GIVEN REQUEST:
Write the material out again exactly.

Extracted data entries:

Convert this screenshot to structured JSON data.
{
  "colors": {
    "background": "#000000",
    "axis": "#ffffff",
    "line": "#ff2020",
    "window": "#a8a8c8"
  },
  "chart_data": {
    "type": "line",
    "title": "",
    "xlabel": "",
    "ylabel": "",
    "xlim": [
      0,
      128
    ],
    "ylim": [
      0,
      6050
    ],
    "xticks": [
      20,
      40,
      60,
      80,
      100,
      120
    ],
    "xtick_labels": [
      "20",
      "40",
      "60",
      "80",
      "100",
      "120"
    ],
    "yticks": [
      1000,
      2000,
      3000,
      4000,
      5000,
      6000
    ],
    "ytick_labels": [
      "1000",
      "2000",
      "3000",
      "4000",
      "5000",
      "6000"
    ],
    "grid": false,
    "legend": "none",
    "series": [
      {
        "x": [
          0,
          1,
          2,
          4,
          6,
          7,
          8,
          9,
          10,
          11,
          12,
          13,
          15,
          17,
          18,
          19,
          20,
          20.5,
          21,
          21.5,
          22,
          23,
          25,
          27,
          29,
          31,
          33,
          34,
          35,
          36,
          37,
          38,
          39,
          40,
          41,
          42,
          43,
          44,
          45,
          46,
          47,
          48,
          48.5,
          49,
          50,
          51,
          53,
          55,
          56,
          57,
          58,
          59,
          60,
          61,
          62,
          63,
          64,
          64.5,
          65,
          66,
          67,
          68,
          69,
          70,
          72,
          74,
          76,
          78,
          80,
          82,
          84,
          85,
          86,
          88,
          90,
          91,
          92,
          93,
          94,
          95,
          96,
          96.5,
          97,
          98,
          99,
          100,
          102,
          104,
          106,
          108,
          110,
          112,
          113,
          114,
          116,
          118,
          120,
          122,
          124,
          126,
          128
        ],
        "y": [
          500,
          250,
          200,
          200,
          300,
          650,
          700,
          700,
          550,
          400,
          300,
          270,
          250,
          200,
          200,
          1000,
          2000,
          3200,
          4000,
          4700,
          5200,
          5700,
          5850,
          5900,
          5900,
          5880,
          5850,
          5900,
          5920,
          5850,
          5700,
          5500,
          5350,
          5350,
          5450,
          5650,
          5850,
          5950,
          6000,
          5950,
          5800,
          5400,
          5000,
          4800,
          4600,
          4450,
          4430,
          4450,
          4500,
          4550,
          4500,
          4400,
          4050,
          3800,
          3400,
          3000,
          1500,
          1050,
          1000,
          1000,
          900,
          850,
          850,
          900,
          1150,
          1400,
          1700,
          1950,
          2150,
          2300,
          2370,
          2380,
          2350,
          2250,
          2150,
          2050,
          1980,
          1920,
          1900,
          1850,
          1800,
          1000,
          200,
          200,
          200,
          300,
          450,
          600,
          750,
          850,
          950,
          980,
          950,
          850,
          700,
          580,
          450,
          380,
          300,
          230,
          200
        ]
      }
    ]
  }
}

SOLUTION FOR THIS TASK:
Convert this screenshot to structured JSON data.
{
  "colors": {
    "background": "#000000",
    "axis": "#ffffff",
    "line": "#ff2020",
    "window": "#a8a8c8"
  },
  "chart_data": {
    "type": "line",
    "title": "",
    "xlabel": "",
    "ylabel": "",
    "xlim": [
      0,
      128
    ],
    "ylim": [
      0,
      6050
    ],
    "xticks": [
      20,
      40,
      60,
      80,
      100,
      120
    ],
    "xtick_labels": [
      "20",
      "40",
      "60",
      "80",
      "100",
      "120"
    ],
    "yticks": [
      1000,
      2000,
      3000,
      4000,
      5000,
      6000
    ],
    "ytick_labels": [
      "1000",
      "2000",
      "3000",
      "4000",
      "5000",
      "6000"
    ],
    "grid": false,
    "legend": "none",
    "series": [
      {
        "x": [
          0,
          1,
          2,
          4,
          6,
          7,
          8,
          9,
          10,
          11,
          12,
          13,
          15,
          17,
          18,
          19,
          20,
          20.5,
          21,
          21.5,
          22,
          23,
          25,
          27,
          29,
          31,
          33,
          34,
          35,
          36,
          37,
          38,
          39,
          40,
          41,
          42,
          43,
          44,
          45,
          46,
          47,
          48,
          48.5,
          49,
          50,
          51,
          53,
          55,
          56,
          57,
          58,
          59,
          60,
          61,
          62,
          63,
          64,
          64.5,
          65,
          66,
          67,
          68,
          69,
          70,
          72,
          74,
          76,
          78,
          80,
          82,
          84,
          85,
          86,
          88,
          90,
          91,
          92,
          93,
          94,
          95,
          96,
          96.5,
          97,
          98,
          99,
          100,
          102,
          104,
          106,
          108,
          110,
          112,
          113,
          114,
          116,
          118,
          120,
          122,
          124,
          126,
          128
        ],
        "y": [
          500,
          250,
          200,
          200,
          300,
          650,
          700,
          700,
          550,
          400,
          300,
          270,
          250,
          200,
          200,
          1000,
          2000,
          3200,
          4000,
          4700,
          5200,
          5700,
          5850,
          5900,
          5900,
          5880,
          5850,
          5900,
          5920,
          5850,
          5700,
          5500,
          5350,
          5350,
          5450,
          5650,
          5850,
          5950,
          6000,
          5950,
          5800,
          5400,
          5000,
          4800,
          4600,
          4450,
          4430,
          4450,
          4500,
          4550,
          4500,
          4400,
          4050,
          3800,
          3400,
          3000,
          1500,
          1050,
          1000,
          1000,
          900,
          850,
          850,
          900,
          1150,
          1400,
          1700,
          1950,
          2150,
          2300,
          2370,
          2380,
          2350,
          2250,
          2150,
          2050,
          1980,
          1920,
          1900,
          1850,
          1800,
          1000,
          200,
          200,
          200,
          300,
          450,
          600,
          750,
          850,
          950,
          980,
          950,
          850,
          700,
          580,
          450,
          380,
          300,
          230,
          200
        ]
      }
    ]
  }
}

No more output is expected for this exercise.